WORK REQUIRED >>
Every line below is to be copied exactly, with the pictures left out.

RECORDS FOR THIS EXERCISE >>
⟨

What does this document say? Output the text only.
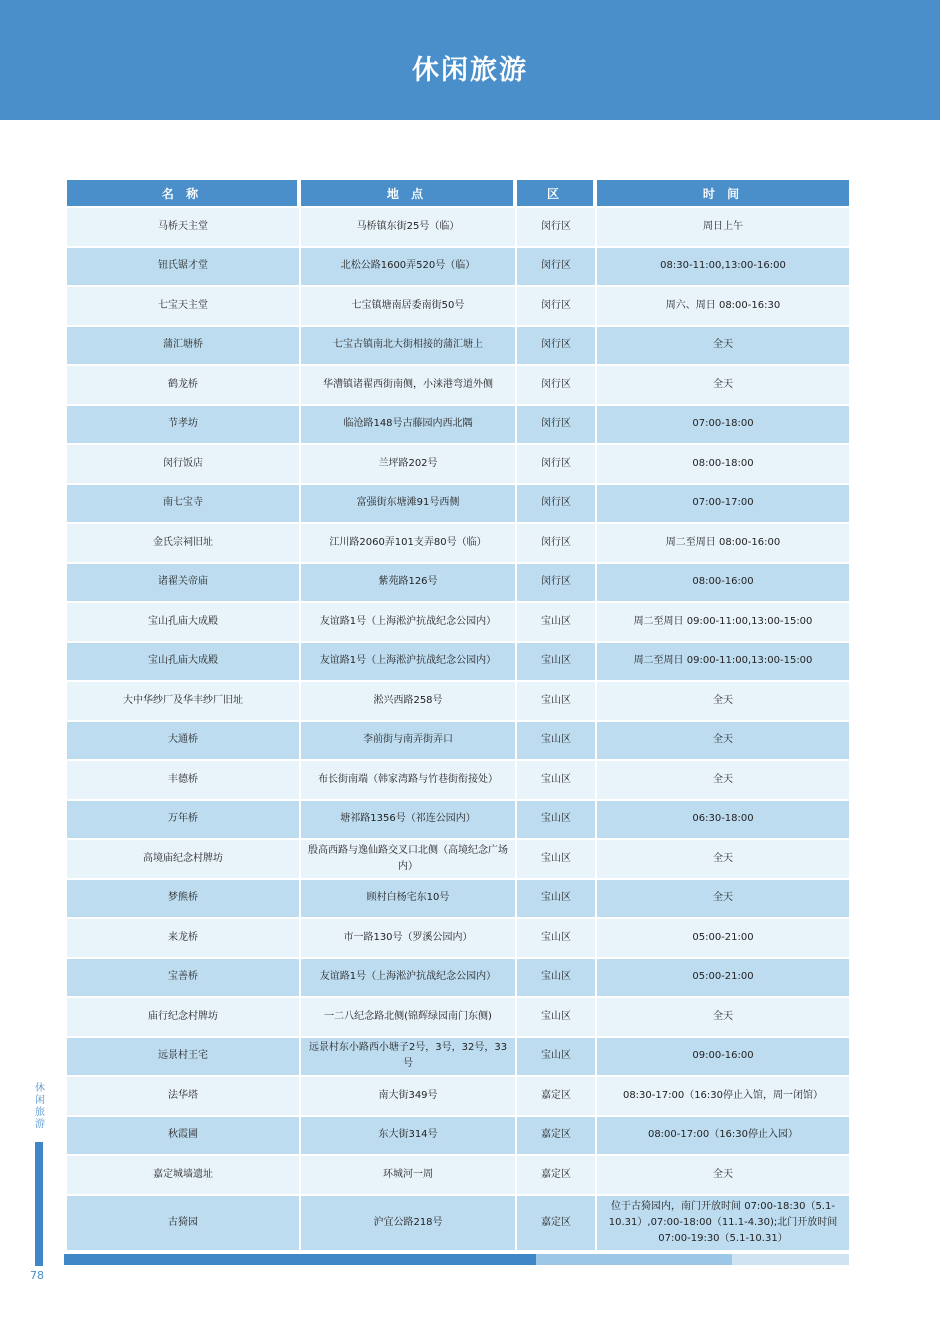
休闲旅游
名 称	地 点	区	时 间
马桥天主堂	马桥镇东街25号（临）	闵行区	周日上午
钮氏锯才堂	北松公路1600弄520号（临）	闵行区	08:30-11:00,13:00-16:00
七宝天主堂	七宝镇塘南居委南街50号	闵行区	周六、周日 08:00-16:30
蒲汇塘桥	七宝古镇南北大街相接的蒲汇塘上	闵行区	全天
鹤龙桥	华漕镇诸翟西街南侧，小涞港弯道外侧	闵行区	全天
节孝坊	临沧路148号古藤园内西北隅	闵行区	07:00-18:00
闵行饭店	兰坪路202号	闵行区	08:00-18:00
南七宝寺	富强街东塘滩91号西侧	闵行区	07:00-17:00
金氏宗祠旧址	江川路2060弄101支弄80号（临）	闵行区	周二至周日 08:00-16:00
诸翟关帝庙	紫苑路126号	闵行区	08:00-16:00
宝山孔庙大成殿	友谊路1号（上海淞沪抗战纪念公园内）	宝山区	周二至周日 09:00-11:00,13:00-15:00
宝山孔庙大成殿	友谊路1号（上海淞沪抗战纪念公园内）	宝山区	周二至周日 09:00-11:00,13:00-15:00
大中华纱厂及华丰纱厂旧址	淞兴西路258号	宝山区	全天
大通桥	李前街与南弄街弄口	宝山区	全天
丰德桥	布长街南端（韩家湾路与竹巷街衔接处）	宝山区	全天
万年桥	塘祁路1356号（祁连公园内）	宝山区	06:30-18:00
高境庙纪念村牌坊	殷高西路与逸仙路交叉口北侧（高境纪念广场内）	宝山区	全天
梦熊桥	顾村白杨宅东10号	宝山区	全天
来龙桥	市一路130号（罗溪公园内）	宝山区	05:00-21:00
宝善桥	友谊路1号（上海淞沪抗战纪念公园内）	宝山区	05:00-21:00
庙行纪念村牌坊	一二八纪念路北侧(锦辉绿园南门东侧)	宝山区	全天
远景村王宅	远景村东小路西小塘子2号，3号，32号，33号	宝山区	09:00-16:00
法华塔	南大街349号	嘉定区	08:30-17:00（16:30停止入馆，周一闭馆）
秋霞圃	东大街314号	嘉定区	08:00-17:00（16:30停止入园）
嘉定城墙遗址	环城河一周	嘉定区	全天
古猗园	沪宜公路218号	嘉定区	位于古猗园内，南门开放时间 07:00-18:30（5.1-10.31）,07:00-18:00（11.1-4.30);北门开放时间 07:00-19:30（5.1-10.31）
休闲旅游
78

⟩

IN RESPONSE >>
What does this document say? Output the text only.
休闲旅游
名 称	地 点	区	时 间
马桥天主堂	马桥镇东街25号（临）	闵行区	周日上午
钮氏锯才堂	北松公路1600弄520号（临）	闵行区	08:30-11:00,13:00-16:00
七宝天主堂	七宝镇塘南居委南街50号	闵行区	周六、周日 08:00-16:30
蒲汇塘桥	七宝古镇南北大街相接的蒲汇塘上	闵行区	全天
鹤龙桥	华漕镇诸翟西街南侧，小涞港弯道外侧	闵行区	全天
节孝坊	临沧路148号古藤园内西北隅	闵行区	07:00-18:00
闵行饭店	兰坪路202号	闵行区	08:00-18:00
南七宝寺	富强街东塘滩91号西侧	闵行区	07:00-17:00
金氏宗祠旧址	江川路2060弄101支弄80号（临）	闵行区	周二至周日 08:00-16:00
诸翟关帝庙	紫苑路126号	闵行区	08:00-16:00
宝山孔庙大成殿	友谊路1号（上海淞沪抗战纪念公园内）	宝山区	周二至周日 09:00-11:00,13:00-15:00
宝山孔庙大成殿	友谊路1号（上海淞沪抗战纪念公园内）	宝山区	周二至周日 09:00-11:00,13:00-15:00
大中华纱厂及华丰纱厂旧址	淞兴西路258号	宝山区	全天
大通桥	李前街与南弄街弄口	宝山区	全天
丰德桥	布长街南端（韩家湾路与竹巷街衔接处）	宝山区	全天
万年桥	塘祁路1356号（祁连公园内）	宝山区	06:30-18:00
高境庙纪念村牌坊	殷高西路与逸仙路交叉口北侧（高境纪念广场内）	宝山区	全天
梦熊桥	顾村白杨宅东10号	宝山区	全天
来龙桥	市一路130号（罗溪公园内）	宝山区	05:00-21:00
宝善桥	友谊路1号（上海淞沪抗战纪念公园内）	宝山区	05:00-21:00
庙行纪念村牌坊	一二八纪念路北侧(锦辉绿园南门东侧)	宝山区	全天
远景村王宅	远景村东小路西小塘子2号，3号，32号，33号	宝山区	09:00-16:00
法华塔	南大街349号	嘉定区	08:30-17:00（16:30停止入馆，周一闭馆）
秋霞圃	东大街314号	嘉定区	08:00-17:00（16:30停止入园）
嘉定城墙遗址	环城河一周	嘉定区	全天
古猗园	沪宜公路218号	嘉定区	位于古猗园内，南门开放时间 07:00-18:30（5.1-10.31）,07:00-18:00（11.1-4.30);北门开放时间 07:00-19:30（5.1-10.31）
休闲旅游
78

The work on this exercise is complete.